▶ **Task description**: Give the entries again exactly, every one of them.

────────

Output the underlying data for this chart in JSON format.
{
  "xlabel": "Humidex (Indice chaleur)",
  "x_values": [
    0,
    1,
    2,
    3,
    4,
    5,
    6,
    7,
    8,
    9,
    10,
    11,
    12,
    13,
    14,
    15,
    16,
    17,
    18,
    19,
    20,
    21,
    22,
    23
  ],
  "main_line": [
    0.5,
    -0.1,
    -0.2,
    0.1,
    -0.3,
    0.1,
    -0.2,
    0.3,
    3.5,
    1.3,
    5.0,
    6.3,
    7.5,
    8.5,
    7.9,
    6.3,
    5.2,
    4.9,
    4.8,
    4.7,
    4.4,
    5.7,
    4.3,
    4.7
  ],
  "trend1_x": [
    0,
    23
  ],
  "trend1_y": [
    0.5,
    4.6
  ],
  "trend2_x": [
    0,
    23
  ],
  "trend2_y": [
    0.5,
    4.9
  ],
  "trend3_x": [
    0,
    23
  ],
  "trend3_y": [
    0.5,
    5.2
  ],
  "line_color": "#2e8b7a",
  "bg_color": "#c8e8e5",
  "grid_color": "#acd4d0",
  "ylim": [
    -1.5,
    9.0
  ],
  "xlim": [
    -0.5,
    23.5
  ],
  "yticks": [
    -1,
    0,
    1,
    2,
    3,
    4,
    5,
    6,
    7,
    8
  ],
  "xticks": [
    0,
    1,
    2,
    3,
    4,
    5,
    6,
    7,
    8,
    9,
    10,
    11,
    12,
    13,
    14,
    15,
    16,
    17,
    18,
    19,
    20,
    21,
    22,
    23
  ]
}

────────

▶ **Solution below**:
Output the underlying data for this chart in JSON format.
{
  "xlabel": "Humidex (Indice chaleur)",
  "x_values": [
    0,
    1,
    2,
    3,
    4,
    5,
    6,
    7,
    8,
    9,
    10,
    11,
    12,
    13,
    14,
    15,
    16,
    17,
    18,
    19,
    20,
    21,
    22,
    23
  ],
  "main_line": [
    0.5,
    -0.1,
    -0.2,
    0.1,
    -0.3,
    0.1,
    -0.2,
    0.3,
    3.5,
    1.3,
    5.0,
    6.3,
    7.5,
    8.5,
    7.9,
    6.3,
    5.2,
    4.9,
    4.8,
    4.7,
    4.4,
    5.7,
    4.3,
    4.7
  ],
  "trend1_x": [
    0,
    23
  ],
  "trend1_y": [
    0.5,
    4.6
  ],
  "trend2_x": [
    0,
    23
  ],
  "trend2_y": [
    0.5,
    4.9
  ],
  "trend3_x": [
    0,
    23
  ],
  "trend3_y": [
    0.5,
    5.2
  ],
  "line_color": "#2e8b7a",
  "bg_color": "#c8e8e5",
  "grid_color": "#acd4d0",
  "ylim": [
    -1.5,
    9.0
  ],
  "xlim": [
    -0.5,
    23.5
  ],
  "yticks": [
    -1,
    0,
    1,
    2,
    3,
    4,
    5,
    6,
    7,
    8
  ],
  "xticks": [
    0,
    1,
    2,
    3,
    4,
    5,
    6,
    7,
    8,
    9,
    10,
    11,
    12,
    13,
    14,
    15,
    16,
    17,
    18,
    19,
    20,
    21,
    22,
    23
  ]
}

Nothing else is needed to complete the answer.